▽
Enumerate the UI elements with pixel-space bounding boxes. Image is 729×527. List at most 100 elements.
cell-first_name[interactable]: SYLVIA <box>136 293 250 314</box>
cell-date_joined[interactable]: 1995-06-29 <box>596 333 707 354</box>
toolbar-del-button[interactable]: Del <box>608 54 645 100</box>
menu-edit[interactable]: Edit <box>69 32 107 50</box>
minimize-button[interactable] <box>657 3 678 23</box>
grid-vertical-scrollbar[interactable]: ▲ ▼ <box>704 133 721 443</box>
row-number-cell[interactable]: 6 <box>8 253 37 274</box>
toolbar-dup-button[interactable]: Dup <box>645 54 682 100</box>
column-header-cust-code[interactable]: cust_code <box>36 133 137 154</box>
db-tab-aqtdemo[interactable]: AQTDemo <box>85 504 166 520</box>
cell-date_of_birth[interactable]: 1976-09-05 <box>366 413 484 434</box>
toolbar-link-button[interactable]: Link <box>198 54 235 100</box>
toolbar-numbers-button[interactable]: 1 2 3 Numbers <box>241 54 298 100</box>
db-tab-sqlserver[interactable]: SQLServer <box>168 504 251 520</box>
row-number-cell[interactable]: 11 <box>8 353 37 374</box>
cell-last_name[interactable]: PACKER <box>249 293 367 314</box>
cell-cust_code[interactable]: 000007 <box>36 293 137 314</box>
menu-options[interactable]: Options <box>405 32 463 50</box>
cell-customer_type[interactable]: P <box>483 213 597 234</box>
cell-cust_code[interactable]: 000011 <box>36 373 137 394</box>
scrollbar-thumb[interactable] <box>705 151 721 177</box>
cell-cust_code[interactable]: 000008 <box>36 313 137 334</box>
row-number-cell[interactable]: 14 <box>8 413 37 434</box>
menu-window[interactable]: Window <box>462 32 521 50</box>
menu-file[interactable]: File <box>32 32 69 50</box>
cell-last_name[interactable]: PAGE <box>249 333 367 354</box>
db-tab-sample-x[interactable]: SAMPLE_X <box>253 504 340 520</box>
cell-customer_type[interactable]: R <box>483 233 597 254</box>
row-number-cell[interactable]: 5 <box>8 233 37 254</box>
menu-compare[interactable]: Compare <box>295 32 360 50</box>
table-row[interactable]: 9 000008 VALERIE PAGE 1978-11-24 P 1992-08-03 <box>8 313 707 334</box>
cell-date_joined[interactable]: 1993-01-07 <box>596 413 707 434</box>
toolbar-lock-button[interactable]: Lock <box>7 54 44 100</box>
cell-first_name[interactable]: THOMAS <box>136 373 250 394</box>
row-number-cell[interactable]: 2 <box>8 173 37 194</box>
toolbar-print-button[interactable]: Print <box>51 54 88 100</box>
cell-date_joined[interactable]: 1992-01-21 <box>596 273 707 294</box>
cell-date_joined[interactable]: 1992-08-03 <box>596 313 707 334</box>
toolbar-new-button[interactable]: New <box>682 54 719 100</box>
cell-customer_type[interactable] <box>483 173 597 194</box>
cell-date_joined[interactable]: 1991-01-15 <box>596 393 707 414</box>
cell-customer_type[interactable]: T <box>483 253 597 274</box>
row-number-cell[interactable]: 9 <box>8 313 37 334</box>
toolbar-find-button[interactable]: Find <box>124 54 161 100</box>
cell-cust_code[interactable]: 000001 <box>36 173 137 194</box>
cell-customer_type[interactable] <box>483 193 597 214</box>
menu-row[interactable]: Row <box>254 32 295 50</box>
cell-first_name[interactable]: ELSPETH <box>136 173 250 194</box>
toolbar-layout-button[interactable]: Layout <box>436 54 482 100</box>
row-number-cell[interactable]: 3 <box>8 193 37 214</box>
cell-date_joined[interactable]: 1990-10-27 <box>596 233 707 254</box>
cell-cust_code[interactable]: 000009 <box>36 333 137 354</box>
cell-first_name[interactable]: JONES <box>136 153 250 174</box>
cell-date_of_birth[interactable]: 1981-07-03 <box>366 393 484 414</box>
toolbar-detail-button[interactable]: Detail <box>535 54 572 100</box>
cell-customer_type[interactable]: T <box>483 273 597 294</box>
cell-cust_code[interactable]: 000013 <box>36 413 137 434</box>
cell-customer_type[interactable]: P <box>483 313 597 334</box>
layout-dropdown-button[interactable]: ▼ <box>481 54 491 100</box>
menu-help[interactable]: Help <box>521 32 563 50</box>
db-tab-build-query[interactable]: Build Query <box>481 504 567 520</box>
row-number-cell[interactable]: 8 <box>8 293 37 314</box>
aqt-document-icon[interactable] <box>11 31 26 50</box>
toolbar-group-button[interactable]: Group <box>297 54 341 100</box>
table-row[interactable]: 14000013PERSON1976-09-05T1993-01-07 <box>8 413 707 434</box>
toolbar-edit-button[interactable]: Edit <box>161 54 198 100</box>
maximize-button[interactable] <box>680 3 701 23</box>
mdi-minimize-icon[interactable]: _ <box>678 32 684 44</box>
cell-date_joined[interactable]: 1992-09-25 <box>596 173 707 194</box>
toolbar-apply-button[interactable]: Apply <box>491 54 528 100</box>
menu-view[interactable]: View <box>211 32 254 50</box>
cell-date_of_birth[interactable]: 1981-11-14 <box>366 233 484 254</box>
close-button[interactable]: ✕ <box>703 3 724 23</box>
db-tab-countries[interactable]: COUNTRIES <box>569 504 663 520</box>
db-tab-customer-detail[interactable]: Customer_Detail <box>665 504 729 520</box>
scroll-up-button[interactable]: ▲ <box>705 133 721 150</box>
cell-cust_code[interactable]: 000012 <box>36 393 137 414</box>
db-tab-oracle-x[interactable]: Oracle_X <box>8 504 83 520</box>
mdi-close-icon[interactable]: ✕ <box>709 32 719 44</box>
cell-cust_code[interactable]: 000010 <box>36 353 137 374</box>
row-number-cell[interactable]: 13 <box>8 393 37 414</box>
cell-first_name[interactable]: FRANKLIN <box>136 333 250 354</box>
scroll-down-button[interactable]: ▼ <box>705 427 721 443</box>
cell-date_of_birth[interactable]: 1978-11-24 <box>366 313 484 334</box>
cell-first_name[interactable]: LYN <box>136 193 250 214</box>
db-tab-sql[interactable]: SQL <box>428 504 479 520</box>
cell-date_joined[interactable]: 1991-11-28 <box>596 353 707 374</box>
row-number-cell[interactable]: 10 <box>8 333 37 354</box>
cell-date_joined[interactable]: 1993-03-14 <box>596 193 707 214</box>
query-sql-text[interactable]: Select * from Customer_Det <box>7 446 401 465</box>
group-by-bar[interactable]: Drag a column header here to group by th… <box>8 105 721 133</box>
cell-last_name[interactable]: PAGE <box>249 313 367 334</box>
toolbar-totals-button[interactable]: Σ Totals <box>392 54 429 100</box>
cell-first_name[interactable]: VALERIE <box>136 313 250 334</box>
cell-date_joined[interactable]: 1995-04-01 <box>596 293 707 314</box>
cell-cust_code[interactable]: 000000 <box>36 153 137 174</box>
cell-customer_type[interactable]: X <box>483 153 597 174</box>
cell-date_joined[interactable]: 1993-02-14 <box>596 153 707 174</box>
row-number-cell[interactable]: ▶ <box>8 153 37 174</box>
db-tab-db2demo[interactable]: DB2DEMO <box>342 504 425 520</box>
△
## To be done:
Reproduce every line of the records above word for word, in the same order, without changing anything.

## Solution to the exercise:
Enumerate the UI elements with pixel-space bounding boxes. Image is 729×527. List at most 100 elements.
cell-first_name[interactable]: SYLVIA <box>136 293 250 314</box>
cell-date_joined[interactable]: 1995-06-29 <box>596 333 707 354</box>
toolbar-del-button[interactable]: Del <box>608 54 645 100</box>
menu-edit[interactable]: Edit <box>69 32 107 50</box>
minimize-button[interactable] <box>657 3 678 23</box>
grid-vertical-scrollbar[interactable]: ▲ ▼ <box>704 133 721 443</box>
row-number-cell[interactable]: 6 <box>8 253 37 274</box>
toolbar-dup-button[interactable]: Dup <box>645 54 682 100</box>
column-header-cust-code[interactable]: cust_code <box>36 133 137 154</box>
db-tab-aqtdemo[interactable]: AQTDemo <box>85 504 166 520</box>
cell-date_of_birth[interactable]: 1976-09-05 <box>366 413 484 434</box>
toolbar-link-button[interactable]: Link <box>198 54 235 100</box>
toolbar-numbers-button[interactable]: 1 2 3 Numbers <box>241 54 298 100</box>
db-tab-sqlserver[interactable]: SQLServer <box>168 504 251 520</box>
row-number-cell[interactable]: 11 <box>8 353 37 374</box>
cell-last_name[interactable]: PACKER <box>249 293 367 314</box>
cell-cust_code[interactable]: 000007 <box>36 293 137 314</box>
menu-options[interactable]: Options <box>405 32 463 50</box>
cell-customer_type[interactable]: P <box>483 213 597 234</box>
cell-cust_code[interactable]: 000011 <box>36 373 137 394</box>
scrollbar-thumb[interactable] <box>705 151 721 177</box>
cell-cust_code[interactable]: 000008 <box>36 313 137 334</box>
row-number-cell[interactable]: 14 <box>8 413 37 434</box>
menu-window[interactable]: Window <box>462 32 521 50</box>
menu-file[interactable]: File <box>32 32 69 50</box>
cell-last_name[interactable]: PAGE <box>249 333 367 354</box>
db-tab-sample-x[interactable]: SAMPLE_X <box>253 504 340 520</box>
cell-customer_type[interactable]: R <box>483 233 597 254</box>
row-number-cell[interactable]: 5 <box>8 233 37 254</box>
menu-compare[interactable]: Compare <box>295 32 360 50</box>
table-row[interactable]: 9 000008 VALERIE PAGE 1978-11-24 P 1992-08-03 <box>8 313 707 334</box>
cell-date_joined[interactable]: 1993-01-07 <box>596 413 707 434</box>
toolbar-lock-button[interactable]: Lock <box>7 54 44 100</box>
cell-first_name[interactable]: THOMAS <box>136 373 250 394</box>
row-number-cell[interactable]: 2 <box>8 173 37 194</box>
toolbar-print-button[interactable]: Print <box>51 54 88 100</box>
cell-date_joined[interactable]: 1992-01-21 <box>596 273 707 294</box>
cell-date_joined[interactable]: 1992-08-03 <box>596 313 707 334</box>
toolbar-new-button[interactable]: New <box>682 54 719 100</box>
cell-customer_type[interactable] <box>483 173 597 194</box>
cell-date_joined[interactable]: 1991-01-15 <box>596 393 707 414</box>
cell-customer_type[interactable]: T <box>483 253 597 274</box>
row-number-cell[interactable]: 9 <box>8 313 37 334</box>
toolbar-find-button[interactable]: Find <box>124 54 161 100</box>
cell-cust_code[interactable]: 000001 <box>36 173 137 194</box>
cell-customer_type[interactable] <box>483 193 597 214</box>
menu-row[interactable]: Row <box>254 32 295 50</box>
cell-first_name[interactable]: ELSPETH <box>136 173 250 194</box>
toolbar-layout-button[interactable]: Layout <box>436 54 482 100</box>
row-number-cell[interactable]: 3 <box>8 193 37 214</box>
cell-date_joined[interactable]: 1990-10-27 <box>596 233 707 254</box>
cell-cust_code[interactable]: 000009 <box>36 333 137 354</box>
cell-first_name[interactable]: JONES <box>136 153 250 174</box>
cell-date_of_birth[interactable]: 1981-07-03 <box>366 393 484 414</box>
toolbar-detail-button[interactable]: Detail <box>535 54 572 100</box>
cell-customer_type[interactable]: T <box>483 273 597 294</box>
cell-cust_code[interactable]: 000013 <box>36 413 137 434</box>
cell-customer_type[interactable]: P <box>483 313 597 334</box>
layout-dropdown-button[interactable]: ▼ <box>481 54 491 100</box>
menu-help[interactable]: Help <box>521 32 563 50</box>
db-tab-build-query[interactable]: Build Query <box>481 504 567 520</box>
row-number-cell[interactable]: 8 <box>8 293 37 314</box>
aqt-document-icon[interactable] <box>11 31 26 50</box>
toolbar-group-button[interactable]: Group <box>297 54 341 100</box>
table-row[interactable]: 14000013PERSON1976-09-05T1993-01-07 <box>8 413 707 434</box>
toolbar-edit-button[interactable]: Edit <box>161 54 198 100</box>
maximize-button[interactable] <box>680 3 701 23</box>
mdi-minimize-icon[interactable]: _ <box>678 32 684 44</box>
cell-date_joined[interactable]: 1992-09-25 <box>596 173 707 194</box>
toolbar-apply-button[interactable]: Apply <box>491 54 528 100</box>
menu-view[interactable]: View <box>211 32 254 50</box>
cell-date_of_birth[interactable]: 1981-11-14 <box>366 233 484 254</box>
close-button[interactable]: ✕ <box>703 3 724 23</box>
db-tab-countries[interactable]: COUNTRIES <box>569 504 663 520</box>
db-tab-customer-detail[interactable]: Customer_Detail <box>665 504 729 520</box>
scroll-up-button[interactable]: ▲ <box>705 133 721 150</box>
cell-cust_code[interactable]: 000012 <box>36 393 137 414</box>
db-tab-oracle-x[interactable]: Oracle_X <box>8 504 83 520</box>
mdi-close-icon[interactable]: ✕ <box>709 32 719 44</box>
cell-cust_code[interactable]: 000010 <box>36 353 137 374</box>
row-number-cell[interactable]: 13 <box>8 393 37 414</box>
cell-first_name[interactable]: FRANKLIN <box>136 333 250 354</box>
scroll-down-button[interactable]: ▼ <box>705 427 721 443</box>
cell-date_of_birth[interactable]: 1978-11-24 <box>366 313 484 334</box>
cell-first_name[interactable]: LYN <box>136 193 250 214</box>
db-tab-sql[interactable]: SQL <box>428 504 479 520</box>
cell-date_joined[interactable]: 1991-11-28 <box>596 353 707 374</box>
row-number-cell[interactable]: 10 <box>8 333 37 354</box>
cell-date_joined[interactable]: 1993-03-14 <box>596 193 707 214</box>
query-sql-text[interactable]: Select * from Customer_Det <box>7 446 401 465</box>
group-by-bar[interactable]: Drag a column header here to group by th… <box>8 105 721 133</box>
cell-last_name[interactable]: PAGE <box>249 313 367 334</box>
toolbar-totals-button[interactable]: Σ Totals <box>392 54 429 100</box>
cell-first_name[interactable]: VALERIE <box>136 313 250 334</box>
cell-date_joined[interactable]: 1995-04-01 <box>596 293 707 314</box>
cell-cust_code[interactable]: 000000 <box>36 153 137 174</box>
cell-customer_type[interactable]: X <box>483 153 597 174</box>
cell-date_joined[interactable]: 1993-02-14 <box>596 153 707 174</box>
row-number-cell[interactable]: ▶ <box>8 153 37 174</box>
db-tab-db2demo[interactable]: DB2DEMO <box>342 504 425 520</box>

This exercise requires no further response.